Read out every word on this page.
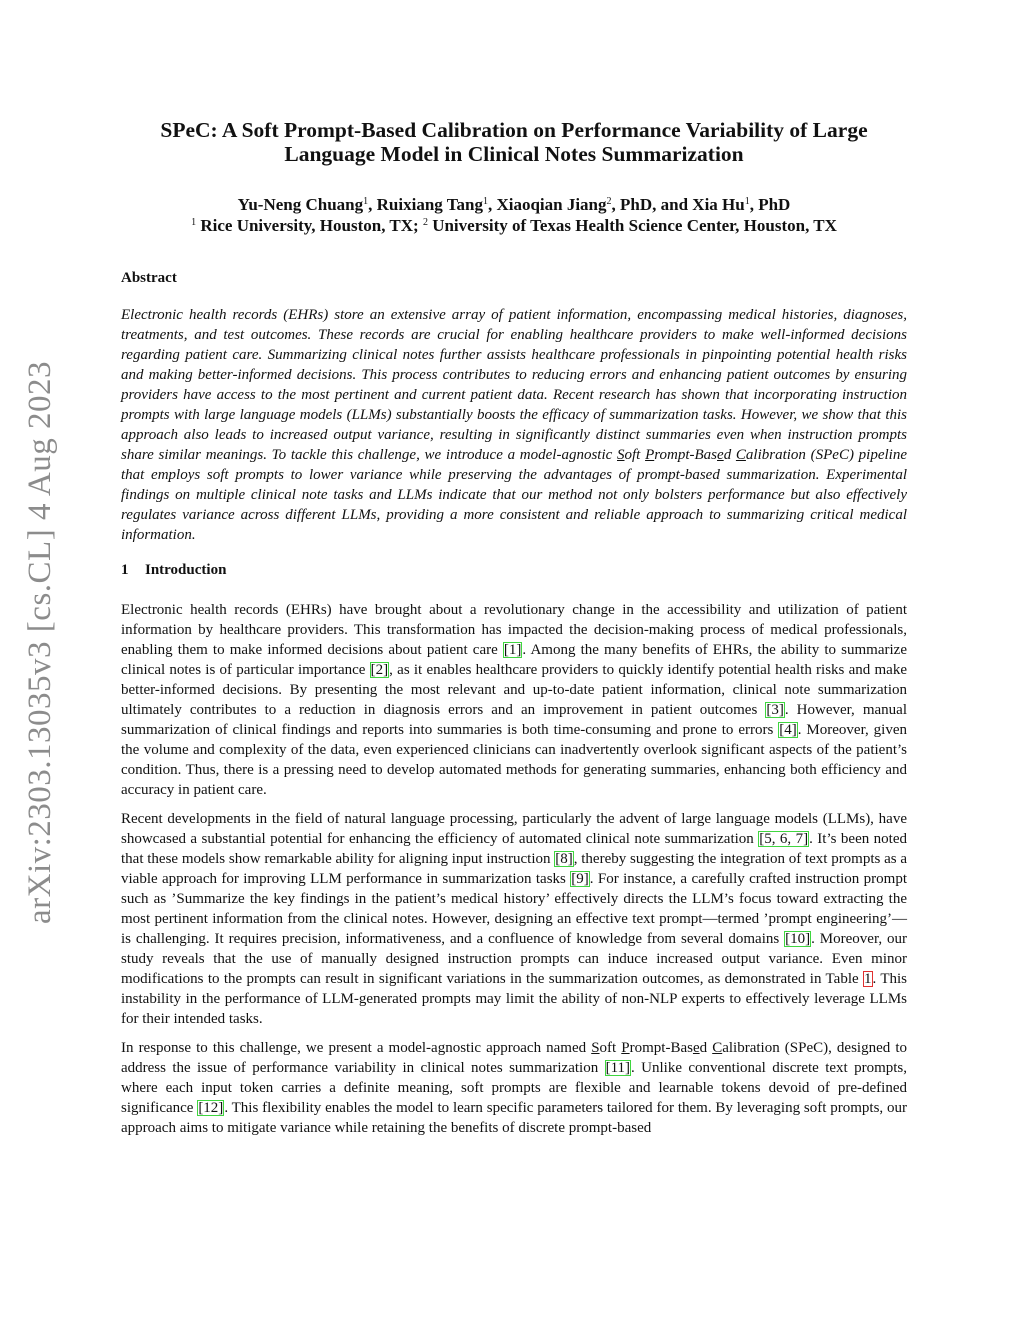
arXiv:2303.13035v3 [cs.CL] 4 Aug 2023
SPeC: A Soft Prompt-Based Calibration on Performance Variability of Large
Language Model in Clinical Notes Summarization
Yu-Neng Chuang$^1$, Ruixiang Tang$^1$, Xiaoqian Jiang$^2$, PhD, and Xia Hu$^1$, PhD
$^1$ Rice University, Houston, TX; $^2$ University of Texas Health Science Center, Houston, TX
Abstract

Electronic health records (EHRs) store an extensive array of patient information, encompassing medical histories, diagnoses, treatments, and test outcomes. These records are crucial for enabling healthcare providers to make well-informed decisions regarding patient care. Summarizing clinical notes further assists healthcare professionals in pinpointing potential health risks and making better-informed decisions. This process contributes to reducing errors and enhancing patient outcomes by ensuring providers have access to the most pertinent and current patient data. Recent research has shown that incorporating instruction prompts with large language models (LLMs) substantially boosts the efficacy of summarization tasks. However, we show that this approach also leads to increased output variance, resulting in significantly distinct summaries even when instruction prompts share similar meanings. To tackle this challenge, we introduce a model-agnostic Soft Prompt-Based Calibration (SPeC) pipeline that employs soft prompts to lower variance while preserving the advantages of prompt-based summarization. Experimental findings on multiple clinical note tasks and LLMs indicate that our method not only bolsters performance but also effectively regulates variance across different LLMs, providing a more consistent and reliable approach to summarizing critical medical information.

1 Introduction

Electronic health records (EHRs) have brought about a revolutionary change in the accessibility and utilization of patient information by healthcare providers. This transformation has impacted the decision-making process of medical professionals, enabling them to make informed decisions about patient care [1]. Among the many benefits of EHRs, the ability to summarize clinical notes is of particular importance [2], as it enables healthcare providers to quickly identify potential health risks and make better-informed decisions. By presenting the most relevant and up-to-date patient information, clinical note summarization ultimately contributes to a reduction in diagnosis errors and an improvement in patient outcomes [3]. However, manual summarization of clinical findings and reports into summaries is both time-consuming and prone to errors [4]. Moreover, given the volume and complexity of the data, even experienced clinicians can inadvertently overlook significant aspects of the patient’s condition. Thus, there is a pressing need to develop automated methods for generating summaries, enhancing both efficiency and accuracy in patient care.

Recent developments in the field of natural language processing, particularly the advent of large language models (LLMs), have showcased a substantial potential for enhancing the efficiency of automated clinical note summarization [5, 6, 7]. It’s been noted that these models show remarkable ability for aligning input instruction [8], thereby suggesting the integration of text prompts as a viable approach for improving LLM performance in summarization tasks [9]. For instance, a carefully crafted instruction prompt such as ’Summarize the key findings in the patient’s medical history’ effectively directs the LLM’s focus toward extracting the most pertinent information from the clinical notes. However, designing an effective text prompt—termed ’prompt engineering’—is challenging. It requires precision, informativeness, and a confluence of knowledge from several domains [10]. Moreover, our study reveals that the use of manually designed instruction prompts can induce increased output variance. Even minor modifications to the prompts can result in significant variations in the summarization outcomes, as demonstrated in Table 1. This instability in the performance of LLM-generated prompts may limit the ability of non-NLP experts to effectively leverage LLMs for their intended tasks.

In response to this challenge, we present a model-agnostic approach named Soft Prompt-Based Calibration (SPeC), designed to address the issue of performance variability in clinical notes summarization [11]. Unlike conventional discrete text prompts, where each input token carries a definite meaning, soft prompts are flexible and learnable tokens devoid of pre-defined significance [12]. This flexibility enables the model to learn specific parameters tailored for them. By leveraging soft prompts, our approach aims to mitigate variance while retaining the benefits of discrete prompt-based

————————

Task requirements -
Exclude the pictures, and transcribe all of the material exactly.

Problem solution -
Read out every word on this page.
arXiv:2303.13035v3 [cs.CL] 4 Aug 2023
SPeC: A Soft Prompt-Based Calibration on Performance Variability of Large
Language Model in Clinical Notes Summarization
Yu-Neng Chuang$^1$, Ruixiang Tang$^1$, Xiaoqian Jiang$^2$, PhD, and Xia Hu$^1$, PhD
$^1$ Rice University, Houston, TX; $^2$ University of Texas Health Science Center, Houston, TX
Abstract

Electronic health records (EHRs) store an extensive array of patient information, encompassing medical histories, diagnoses, treatments, and test outcomes. These records are crucial for enabling healthcare providers to make well-informed decisions regarding patient care. Summarizing clinical notes further assists healthcare professionals in pinpointing potential health risks and making better-informed decisions. This process contributes to reducing errors and enhancing patient outcomes by ensuring providers have access to the most pertinent and current patient data. Recent research has shown that incorporating instruction prompts with large language models (LLMs) substantially boosts the efficacy of summarization tasks. However, we show that this approach also leads to increased output variance, resulting in significantly distinct summaries even when instruction prompts share similar meanings. To tackle this challenge, we introduce a model-agnostic Soft Prompt-Based Calibration (SPeC) pipeline that employs soft prompts to lower variance while preserving the advantages of prompt-based summarization. Experimental findings on multiple clinical note tasks and LLMs indicate that our method not only bolsters performance but also effectively regulates variance across different LLMs, providing a more consistent and reliable approach to summarizing critical medical information.

1 Introduction

Electronic health records (EHRs) have brought about a revolutionary change in the accessibility and utilization of patient information by healthcare providers. This transformation has impacted the decision-making process of medical professionals, enabling them to make informed decisions about patient care [1]. Among the many benefits of EHRs, the ability to summarize clinical notes is of particular importance [2], as it enables healthcare providers to quickly identify potential health risks and make better-informed decisions. By presenting the most relevant and up-to-date patient information, clinical note summarization ultimately contributes to a reduction in diagnosis errors and an improvement in patient outcomes [3]. However, manual summarization of clinical findings and reports into summaries is both time-consuming and prone to errors [4]. Moreover, given the volume and complexity of the data, even experienced clinicians can inadvertently overlook significant aspects of the patient’s condition. Thus, there is a pressing need to develop automated methods for generating summaries, enhancing both efficiency and accuracy in patient care.

Recent developments in the field of natural language processing, particularly the advent of large language models (LLMs), have showcased a substantial potential for enhancing the efficiency of automated clinical note summarization [5, 6, 7]. It’s been noted that these models show remarkable ability for aligning input instruction [8], thereby suggesting the integration of text prompts as a viable approach for improving LLM performance in summarization tasks [9]. For instance, a carefully crafted instruction prompt such as ’Summarize the key findings in the patient’s medical history’ effectively directs the LLM’s focus toward extracting the most pertinent information from the clinical notes. However, designing an effective text prompt—termed ’prompt engineering’—is challenging. It requires precision, informativeness, and a confluence of knowledge from several domains [10]. Moreover, our study reveals that the use of manually designed instruction prompts can induce increased output variance. Even minor modifications to the prompts can result in significant variations in the summarization outcomes, as demonstrated in Table 1. This instability in the performance of LLM-generated prompts may limit the ability of non-NLP experts to effectively leverage LLMs for their intended tasks.

In response to this challenge, we present a model-agnostic approach named Soft Prompt-Based Calibration (SPeC), designed to address the issue of performance variability in clinical notes summarization [11]. Unlike conventional discrete text prompts, where each input token carries a definite meaning, soft prompts are flexible and learnable tokens devoid of pre-defined significance [12]. This flexibility enables the model to learn specific parameters tailored for them. By leveraging soft prompts, our approach aims to mitigate variance while retaining the benefits of discrete prompt-based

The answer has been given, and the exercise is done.